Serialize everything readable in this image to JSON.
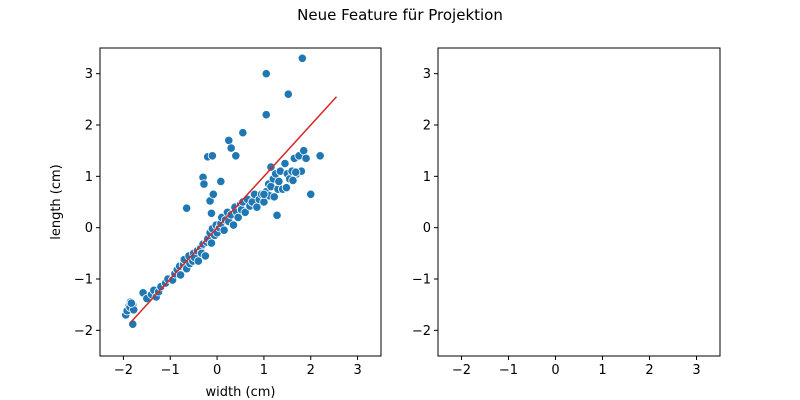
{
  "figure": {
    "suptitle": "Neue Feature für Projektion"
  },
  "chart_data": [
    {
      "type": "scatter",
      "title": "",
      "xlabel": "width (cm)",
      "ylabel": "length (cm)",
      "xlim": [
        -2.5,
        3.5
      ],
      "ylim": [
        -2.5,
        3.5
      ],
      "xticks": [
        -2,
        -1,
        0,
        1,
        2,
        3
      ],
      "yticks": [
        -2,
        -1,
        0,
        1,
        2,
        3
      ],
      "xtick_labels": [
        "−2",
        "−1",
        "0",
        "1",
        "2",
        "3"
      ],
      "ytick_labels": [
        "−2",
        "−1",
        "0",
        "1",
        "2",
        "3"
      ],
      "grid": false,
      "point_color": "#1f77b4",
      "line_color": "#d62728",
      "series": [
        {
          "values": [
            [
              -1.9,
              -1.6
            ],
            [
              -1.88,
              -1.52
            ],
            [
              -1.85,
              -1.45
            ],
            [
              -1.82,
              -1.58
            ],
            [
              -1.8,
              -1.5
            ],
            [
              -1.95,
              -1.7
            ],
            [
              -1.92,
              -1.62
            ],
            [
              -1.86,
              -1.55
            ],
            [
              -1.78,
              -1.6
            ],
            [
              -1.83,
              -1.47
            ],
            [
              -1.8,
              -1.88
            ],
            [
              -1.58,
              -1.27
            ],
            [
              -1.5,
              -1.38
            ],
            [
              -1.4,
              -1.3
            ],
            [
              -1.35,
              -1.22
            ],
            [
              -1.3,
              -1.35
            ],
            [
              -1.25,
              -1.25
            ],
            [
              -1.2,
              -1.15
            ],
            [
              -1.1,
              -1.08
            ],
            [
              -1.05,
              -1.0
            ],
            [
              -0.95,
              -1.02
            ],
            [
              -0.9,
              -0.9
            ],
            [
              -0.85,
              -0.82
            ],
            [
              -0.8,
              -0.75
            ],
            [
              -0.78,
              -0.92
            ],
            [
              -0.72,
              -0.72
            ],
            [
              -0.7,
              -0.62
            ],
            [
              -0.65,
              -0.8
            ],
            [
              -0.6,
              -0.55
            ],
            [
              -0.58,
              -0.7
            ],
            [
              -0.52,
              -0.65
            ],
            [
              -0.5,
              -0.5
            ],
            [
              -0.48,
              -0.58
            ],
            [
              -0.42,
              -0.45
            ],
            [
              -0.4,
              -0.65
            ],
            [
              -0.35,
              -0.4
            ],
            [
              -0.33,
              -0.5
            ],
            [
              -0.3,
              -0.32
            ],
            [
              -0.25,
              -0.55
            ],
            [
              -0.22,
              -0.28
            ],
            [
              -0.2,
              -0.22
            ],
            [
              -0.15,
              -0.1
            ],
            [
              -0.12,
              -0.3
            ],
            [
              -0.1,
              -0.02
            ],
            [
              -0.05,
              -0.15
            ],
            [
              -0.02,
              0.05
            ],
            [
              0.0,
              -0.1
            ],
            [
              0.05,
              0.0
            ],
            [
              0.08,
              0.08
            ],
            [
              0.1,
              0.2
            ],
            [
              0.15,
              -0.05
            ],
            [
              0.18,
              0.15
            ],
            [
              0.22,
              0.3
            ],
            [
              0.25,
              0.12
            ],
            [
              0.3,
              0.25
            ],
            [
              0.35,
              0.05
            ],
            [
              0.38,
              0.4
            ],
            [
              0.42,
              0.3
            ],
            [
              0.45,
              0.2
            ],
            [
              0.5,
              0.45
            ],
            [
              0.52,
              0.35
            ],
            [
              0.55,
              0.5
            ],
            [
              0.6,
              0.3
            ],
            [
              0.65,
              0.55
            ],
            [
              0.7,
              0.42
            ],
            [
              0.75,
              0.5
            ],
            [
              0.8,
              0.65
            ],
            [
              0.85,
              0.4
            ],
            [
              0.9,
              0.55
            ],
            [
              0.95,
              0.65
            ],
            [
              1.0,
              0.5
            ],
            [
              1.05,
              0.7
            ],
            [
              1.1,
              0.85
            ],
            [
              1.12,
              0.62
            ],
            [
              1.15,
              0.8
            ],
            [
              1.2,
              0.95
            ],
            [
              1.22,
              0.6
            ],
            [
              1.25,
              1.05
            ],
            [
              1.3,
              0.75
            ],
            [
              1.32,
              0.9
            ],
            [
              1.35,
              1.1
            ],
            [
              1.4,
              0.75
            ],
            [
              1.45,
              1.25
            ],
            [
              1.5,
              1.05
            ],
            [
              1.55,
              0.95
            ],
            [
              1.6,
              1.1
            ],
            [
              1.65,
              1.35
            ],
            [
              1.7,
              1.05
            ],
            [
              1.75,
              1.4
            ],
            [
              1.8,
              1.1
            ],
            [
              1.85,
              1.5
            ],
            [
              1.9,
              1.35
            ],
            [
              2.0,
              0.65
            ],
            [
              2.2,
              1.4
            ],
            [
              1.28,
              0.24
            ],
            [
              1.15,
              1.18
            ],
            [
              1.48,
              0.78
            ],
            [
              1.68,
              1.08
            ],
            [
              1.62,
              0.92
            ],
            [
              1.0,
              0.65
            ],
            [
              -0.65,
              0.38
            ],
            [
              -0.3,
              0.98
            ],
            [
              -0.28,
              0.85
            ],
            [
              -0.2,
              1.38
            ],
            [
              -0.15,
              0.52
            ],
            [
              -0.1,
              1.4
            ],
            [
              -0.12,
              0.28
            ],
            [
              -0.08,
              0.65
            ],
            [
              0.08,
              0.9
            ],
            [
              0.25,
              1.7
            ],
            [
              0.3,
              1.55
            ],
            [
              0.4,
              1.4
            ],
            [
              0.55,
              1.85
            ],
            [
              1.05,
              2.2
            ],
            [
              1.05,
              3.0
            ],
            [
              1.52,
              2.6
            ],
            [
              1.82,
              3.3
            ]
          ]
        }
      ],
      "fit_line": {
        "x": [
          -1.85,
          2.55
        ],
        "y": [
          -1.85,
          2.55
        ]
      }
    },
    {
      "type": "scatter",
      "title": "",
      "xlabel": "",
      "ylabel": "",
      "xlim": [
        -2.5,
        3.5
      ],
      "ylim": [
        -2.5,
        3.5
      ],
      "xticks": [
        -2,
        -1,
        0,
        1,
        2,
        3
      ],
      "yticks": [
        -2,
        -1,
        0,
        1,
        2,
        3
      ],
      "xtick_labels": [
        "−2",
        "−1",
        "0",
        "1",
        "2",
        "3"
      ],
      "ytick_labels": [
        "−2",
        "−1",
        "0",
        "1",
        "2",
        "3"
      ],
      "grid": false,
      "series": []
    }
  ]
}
+ + + +
Transcribe every record above exactly as written, leaving out any pictures.

Serialize everything readable in this image to JSON.
{
  "figure": {
    "suptitle": "Neue Feature für Projektion"
  },
  "chart_data": [
    {
      "type": "scatter",
      "title": "",
      "xlabel": "width (cm)",
      "ylabel": "length (cm)",
      "xlim": [
        -2.5,
        3.5
      ],
      "ylim": [
        -2.5,
        3.5
      ],
      "xticks": [
        -2,
        -1,
        0,
        1,
        2,
        3
      ],
      "yticks": [
        -2,
        -1,
        0,
        1,
        2,
        3
      ],
      "xtick_labels": [
        "−2",
        "−1",
        "0",
        "1",
        "2",
        "3"
      ],
      "ytick_labels": [
        "−2",
        "−1",
        "0",
        "1",
        "2",
        "3"
      ],
      "grid": false,
      "point_color": "#1f77b4",
      "line_color": "#d62728",
      "series": [
        {
          "values": [
            [
              -1.9,
              -1.6
            ],
            [
              -1.88,
              -1.52
            ],
            [
              -1.85,
              -1.45
            ],
            [
              -1.82,
              -1.58
            ],
            [
              -1.8,
              -1.5
            ],
            [
              -1.95,
              -1.7
            ],
            [
              -1.92,
              -1.62
            ],
            [
              -1.86,
              -1.55
            ],
            [
              -1.78,
              -1.6
            ],
            [
              -1.83,
              -1.47
            ],
            [
              -1.8,
              -1.88
            ],
            [
              -1.58,
              -1.27
            ],
            [
              -1.5,
              -1.38
            ],
            [
              -1.4,
              -1.3
            ],
            [
              -1.35,
              -1.22
            ],
            [
              -1.3,
              -1.35
            ],
            [
              -1.25,
              -1.25
            ],
            [
              -1.2,
              -1.15
            ],
            [
              -1.1,
              -1.08
            ],
            [
              -1.05,
              -1.0
            ],
            [
              -0.95,
              -1.02
            ],
            [
              -0.9,
              -0.9
            ],
            [
              -0.85,
              -0.82
            ],
            [
              -0.8,
              -0.75
            ],
            [
              -0.78,
              -0.92
            ],
            [
              -0.72,
              -0.72
            ],
            [
              -0.7,
              -0.62
            ],
            [
              -0.65,
              -0.8
            ],
            [
              -0.6,
              -0.55
            ],
            [
              -0.58,
              -0.7
            ],
            [
              -0.52,
              -0.65
            ],
            [
              -0.5,
              -0.5
            ],
            [
              -0.48,
              -0.58
            ],
            [
              -0.42,
              -0.45
            ],
            [
              -0.4,
              -0.65
            ],
            [
              -0.35,
              -0.4
            ],
            [
              -0.33,
              -0.5
            ],
            [
              -0.3,
              -0.32
            ],
            [
              -0.25,
              -0.55
            ],
            [
              -0.22,
              -0.28
            ],
            [
              -0.2,
              -0.22
            ],
            [
              -0.15,
              -0.1
            ],
            [
              -0.12,
              -0.3
            ],
            [
              -0.1,
              -0.02
            ],
            [
              -0.05,
              -0.15
            ],
            [
              -0.02,
              0.05
            ],
            [
              0.0,
              -0.1
            ],
            [
              0.05,
              0.0
            ],
            [
              0.08,
              0.08
            ],
            [
              0.1,
              0.2
            ],
            [
              0.15,
              -0.05
            ],
            [
              0.18,
              0.15
            ],
            [
              0.22,
              0.3
            ],
            [
              0.25,
              0.12
            ],
            [
              0.3,
              0.25
            ],
            [
              0.35,
              0.05
            ],
            [
              0.38,
              0.4
            ],
            [
              0.42,
              0.3
            ],
            [
              0.45,
              0.2
            ],
            [
              0.5,
              0.45
            ],
            [
              0.52,
              0.35
            ],
            [
              0.55,
              0.5
            ],
            [
              0.6,
              0.3
            ],
            [
              0.65,
              0.55
            ],
            [
              0.7,
              0.42
            ],
            [
              0.75,
              0.5
            ],
            [
              0.8,
              0.65
            ],
            [
              0.85,
              0.4
            ],
            [
              0.9,
              0.55
            ],
            [
              0.95,
              0.65
            ],
            [
              1.0,
              0.5
            ],
            [
              1.05,
              0.7
            ],
            [
              1.1,
              0.85
            ],
            [
              1.12,
              0.62
            ],
            [
              1.15,
              0.8
            ],
            [
              1.2,
              0.95
            ],
            [
              1.22,
              0.6
            ],
            [
              1.25,
              1.05
            ],
            [
              1.3,
              0.75
            ],
            [
              1.32,
              0.9
            ],
            [
              1.35,
              1.1
            ],
            [
              1.4,
              0.75
            ],
            [
              1.45,
              1.25
            ],
            [
              1.5,
              1.05
            ],
            [
              1.55,
              0.95
            ],
            [
              1.6,
              1.1
            ],
            [
              1.65,
              1.35
            ],
            [
              1.7,
              1.05
            ],
            [
              1.75,
              1.4
            ],
            [
              1.8,
              1.1
            ],
            [
              1.85,
              1.5
            ],
            [
              1.9,
              1.35
            ],
            [
              2.0,
              0.65
            ],
            [
              2.2,
              1.4
            ],
            [
              1.28,
              0.24
            ],
            [
              1.15,
              1.18
            ],
            [
              1.48,
              0.78
            ],
            [
              1.68,
              1.08
            ],
            [
              1.62,
              0.92
            ],
            [
              1.0,
              0.65
            ],
            [
              -0.65,
              0.38
            ],
            [
              -0.3,
              0.98
            ],
            [
              -0.28,
              0.85
            ],
            [
              -0.2,
              1.38
            ],
            [
              -0.15,
              0.52
            ],
            [
              -0.1,
              1.4
            ],
            [
              -0.12,
              0.28
            ],
            [
              -0.08,
              0.65
            ],
            [
              0.08,
              0.9
            ],
            [
              0.25,
              1.7
            ],
            [
              0.3,
              1.55
            ],
            [
              0.4,
              1.4
            ],
            [
              0.55,
              1.85
            ],
            [
              1.05,
              2.2
            ],
            [
              1.05,
              3.0
            ],
            [
              1.52,
              2.6
            ],
            [
              1.82,
              3.3
            ]
          ]
        }
      ],
      "fit_line": {
        "x": [
          -1.85,
          2.55
        ],
        "y": [
          -1.85,
          2.55
        ]
      }
    },
    {
      "type": "scatter",
      "title": "",
      "xlabel": "",
      "ylabel": "",
      "xlim": [
        -2.5,
        3.5
      ],
      "ylim": [
        -2.5,
        3.5
      ],
      "xticks": [
        -2,
        -1,
        0,
        1,
        2,
        3
      ],
      "yticks": [
        -2,
        -1,
        0,
        1,
        2,
        3
      ],
      "xtick_labels": [
        "−2",
        "−1",
        "0",
        "1",
        "2",
        "3"
      ],
      "ytick_labels": [
        "−2",
        "−1",
        "0",
        "1",
        "2",
        "3"
      ],
      "grid": false,
      "series": []
    }
  ]
}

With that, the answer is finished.